RESULTS OF OPERATIONS
Non-GAAP Financial Measures
In this section of our report, we present the following non-GAAP financial measures: (1) revenues (excluding fuel surcharge), (2) adjusted income from operations, (3) adjusted operating ratio, and (4) adjusted net income. We also provide reconciliations of these measures to the most directly comparable financial measures calculated and presented in accordance with GAAP.
Management believes the use of each of these non-GAAP measures assists investors in understanding our business by (a)(1) removing the impact of items from our operating results that, in our opinion, do not reflect our core operating performance, (b)(2) providing investors with the same information our management uses internally to assess our core operating performance, and (c)(3) presenting comparable financial results between periods. In addition, in the case of revenues (excluding fuel surcharge), we believe the measure is useful to investors because it isolates volume, price, and cost changes directly related to industry demand and the way we operate our business from the external factor of fluctuating fuel prices and the programs we have in place to manage fuel price fluctuations. Fuel-related costs and their impact on our industry are important to our results of operations, but they are often independent of other, more relevant factors affecting our results of operations and our industry.

----------

PROBLEMS TO WORK ON:
1. According to the excerpt on non-GAAP financial measures, what external factor does revenues (excluding fuel surcharge) separate volume, price, and cost changes from?
2. Summarize the excerpt on non-GAAP financial measures in two sentences.
3. Continue the excerpt on non-GAAP financial measures from its final sentence.
The records aren't needed for this work.

ENTRIES PROVIDED:

----------

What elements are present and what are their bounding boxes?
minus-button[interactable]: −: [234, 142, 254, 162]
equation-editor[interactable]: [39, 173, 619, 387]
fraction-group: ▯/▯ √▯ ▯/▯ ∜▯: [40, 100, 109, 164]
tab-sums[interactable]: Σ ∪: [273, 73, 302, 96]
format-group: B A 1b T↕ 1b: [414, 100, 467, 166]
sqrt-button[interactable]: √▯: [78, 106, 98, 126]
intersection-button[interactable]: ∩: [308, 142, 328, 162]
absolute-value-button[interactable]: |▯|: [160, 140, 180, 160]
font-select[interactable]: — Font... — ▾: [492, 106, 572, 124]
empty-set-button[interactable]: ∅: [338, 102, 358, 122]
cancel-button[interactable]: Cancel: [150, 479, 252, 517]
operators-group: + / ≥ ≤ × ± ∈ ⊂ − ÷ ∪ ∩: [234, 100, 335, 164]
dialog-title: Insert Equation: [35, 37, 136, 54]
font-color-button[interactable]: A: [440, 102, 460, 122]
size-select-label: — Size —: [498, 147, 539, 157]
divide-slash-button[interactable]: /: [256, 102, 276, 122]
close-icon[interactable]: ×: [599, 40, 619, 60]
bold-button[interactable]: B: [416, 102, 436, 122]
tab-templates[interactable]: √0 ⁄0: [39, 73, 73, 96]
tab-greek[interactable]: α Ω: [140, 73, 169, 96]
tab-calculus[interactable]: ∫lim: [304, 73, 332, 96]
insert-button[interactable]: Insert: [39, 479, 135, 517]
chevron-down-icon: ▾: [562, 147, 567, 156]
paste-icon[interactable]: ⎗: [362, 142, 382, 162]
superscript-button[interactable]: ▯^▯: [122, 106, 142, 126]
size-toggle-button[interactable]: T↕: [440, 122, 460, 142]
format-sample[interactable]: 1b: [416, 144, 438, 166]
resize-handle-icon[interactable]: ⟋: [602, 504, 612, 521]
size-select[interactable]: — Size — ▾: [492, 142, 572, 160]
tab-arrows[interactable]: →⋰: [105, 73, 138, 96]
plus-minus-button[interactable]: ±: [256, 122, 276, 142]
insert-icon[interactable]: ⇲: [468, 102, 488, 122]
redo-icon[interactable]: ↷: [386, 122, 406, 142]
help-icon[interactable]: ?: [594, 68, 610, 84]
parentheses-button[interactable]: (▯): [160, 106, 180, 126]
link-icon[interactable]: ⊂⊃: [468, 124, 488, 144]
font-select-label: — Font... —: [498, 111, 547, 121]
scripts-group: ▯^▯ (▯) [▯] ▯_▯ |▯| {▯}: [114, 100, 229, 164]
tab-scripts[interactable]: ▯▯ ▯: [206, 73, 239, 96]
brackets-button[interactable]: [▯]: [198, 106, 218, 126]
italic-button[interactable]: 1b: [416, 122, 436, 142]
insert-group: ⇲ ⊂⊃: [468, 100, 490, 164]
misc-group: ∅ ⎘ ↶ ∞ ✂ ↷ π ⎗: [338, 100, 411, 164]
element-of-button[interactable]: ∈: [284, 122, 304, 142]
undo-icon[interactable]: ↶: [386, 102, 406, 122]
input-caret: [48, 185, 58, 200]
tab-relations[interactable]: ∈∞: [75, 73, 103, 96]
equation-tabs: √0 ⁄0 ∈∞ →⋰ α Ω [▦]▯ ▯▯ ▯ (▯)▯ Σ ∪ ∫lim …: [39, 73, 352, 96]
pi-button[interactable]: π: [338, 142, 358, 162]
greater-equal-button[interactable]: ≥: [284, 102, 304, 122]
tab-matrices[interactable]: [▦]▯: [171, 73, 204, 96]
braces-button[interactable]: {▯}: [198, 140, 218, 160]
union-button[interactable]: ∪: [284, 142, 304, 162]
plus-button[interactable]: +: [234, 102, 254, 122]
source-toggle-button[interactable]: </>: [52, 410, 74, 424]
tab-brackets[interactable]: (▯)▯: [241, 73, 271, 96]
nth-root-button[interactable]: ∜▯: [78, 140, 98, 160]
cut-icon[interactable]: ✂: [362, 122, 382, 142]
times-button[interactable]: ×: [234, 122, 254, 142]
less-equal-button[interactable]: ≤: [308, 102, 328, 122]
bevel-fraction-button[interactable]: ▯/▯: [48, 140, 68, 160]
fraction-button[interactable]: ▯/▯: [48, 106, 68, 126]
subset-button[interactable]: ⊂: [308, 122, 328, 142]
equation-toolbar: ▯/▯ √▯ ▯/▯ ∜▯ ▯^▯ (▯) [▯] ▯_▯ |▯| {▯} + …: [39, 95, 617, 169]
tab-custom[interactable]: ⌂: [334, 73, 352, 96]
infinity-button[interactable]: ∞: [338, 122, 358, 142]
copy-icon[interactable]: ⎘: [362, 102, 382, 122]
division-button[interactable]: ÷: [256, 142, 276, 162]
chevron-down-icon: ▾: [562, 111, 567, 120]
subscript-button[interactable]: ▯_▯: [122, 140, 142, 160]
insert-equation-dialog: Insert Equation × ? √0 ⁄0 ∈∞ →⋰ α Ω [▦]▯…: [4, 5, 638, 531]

----------

ANSWERS FOR THE EXERCISE:
1. It separates them from fluctuating fuel prices and the programs in place to manage fuel price fluctuations.

2. The section presents four non-GAAP measures: revenues (excluding fuel surcharge), adjusted income from operations, adjusted operating ratio, and adjusted net income, and reconciles them to the most directly comparable GAAP measures. Management believes these measures help investors by removing items that do not reflect core operating performance, sharing the information management uses internally, and making results comparable between periods, with the revenue measure also setting aside the effect of fluctuating fuel prices.

3.
Although we believe these non-GAAP measures are useful to investors, they have limitations as analytical tools and may not be comparable to similar measures disclosed by other companies. You should not consider the non-GAAP measures in this report in isolation or as substitutes for, or alternatives to, analysis of our results as reported under GAAP. The exclusion of unusual or infrequent items or other adjustments reflected in the non-GAAP measures should not be construed as an inference that our future results will not be affected by unusual or infrequent items or by other items similar to such adjustments. Our management compensates for these limitations by relying primarily on our GAAP results in addition to using the non-GAAP measures.
Enterprise Summary
The following table includes key GAAP and non-GAAP financial measures for the consolidated enterprise. Adjustments to arrive at non-GAAP measures are made at the enterprise level, with the exception of fuel surcharge revenues, which are not included in segment revenues.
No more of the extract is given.